Text to read ▸
The plaintiff did not disavow knowledge of the stated limitation of the validity of the terms of the purchase order but testified that Rawlings who signed as salesman orally represented to him that he was manager.

While we confine our decision to the grounds of appeal specifically assigned, yet we nevertheless measure their significance and substantially in the light of the controversial issues at the trial which resulted in the judgment under review. Here the defendant in pursuance of the averments of his defense as recorded at the pretrial conference testified that at the time he had in his employ some ten salesmen, including Rawlings, whose services consisted solely in soliciting customers for the purchase and sale of motor vehicles; that none was the manager or sales manager or possessed authority to confirm on behalf of the defendant the orders he negotiated; that neither Rawlings nor the plaintiff ever brought to his attention the purchase order of March 5, 1948, and that the only terms of the sales of which he had notice or knowledge were those embodied in the sales agreements executed by both him and the plaintiff.

Obviously in the aspect of any theory of the plaintiff's cause of action, the extent of the authority of the salesman Rawlings was in view of the limitation conspicuously expressed on the order form a paramount factual issue, if there was any. There was no proof of any authority expressly conferred upon Rawlings to accept the order on behalf of the defendant. The plaintiff endeavored to establish the implied or apparent authority of Rawlings.

Raw data ▸

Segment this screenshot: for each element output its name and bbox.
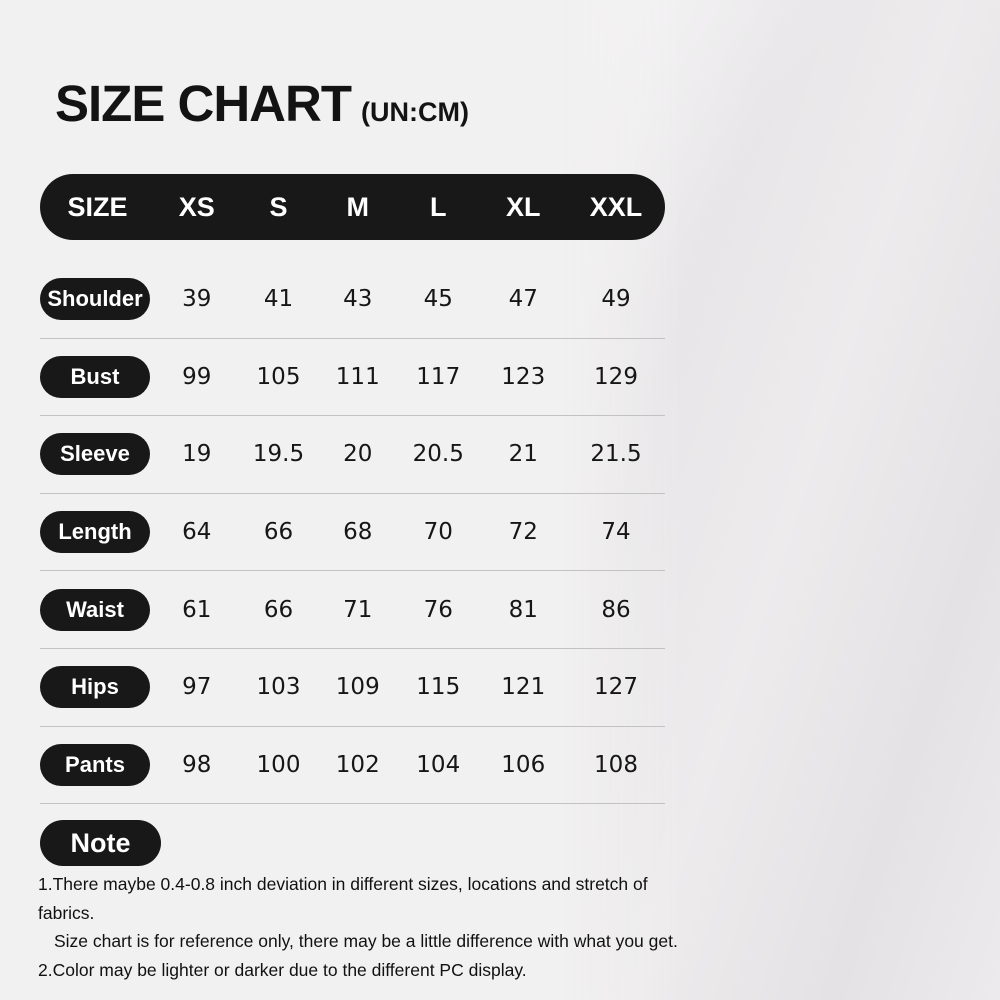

Exercise requirements ▸
A – According to the court opinion, how many salesmen did the defendant testify he had in his employ at the time?
B – Carry the court opinion forward from its final sentence.
The data above are separate material and form no part of the court opinion.

Results for the exercise ▸
A – Some ten salesmen, including Rawlings.

B –
[18 NJSuper Page 140]

"Fundamentally, the liability of the alleged principal must flow from the act of the principal. It is, of course, the general rule that the principal is bound by the acts of the agent within the apparent authority which he knowingly permits the agent to assume or which he holds the agent out to the public as possessing. The factual question is whether the principal has by his voluntary act placed the agent in such a situation that a person of ordinary prudence, conversant with business uses, and the nature of the particular business, is justified in presuming that such agent has the authority to perform the particular act in question. Law v. Stokes , 32 N.J.L. 249 (Sup. Ct. 1867); J. Wiss & Sons v. Vogel Co. , 86 N.J.L. 618 (E. & A. 1914); Baurhenn v. Fidelity, &c., of Maryland , 114 N.J.L. 99 (E. & A. 1935); Jacob Ruppert v. Jernstedt & Co. , 116 N.J.L. 214 (E. & A. 1936). When established, the authority, implied or apparent, can neither be qualified by the secret instructions of the principal nor enlarged by the unauthorized misrepresentations of the agent. Law v. Stokes, supra." Mesce v. Automobile Association of New Jersey , 8 N.J. Super. 130 (App. Div. 1950).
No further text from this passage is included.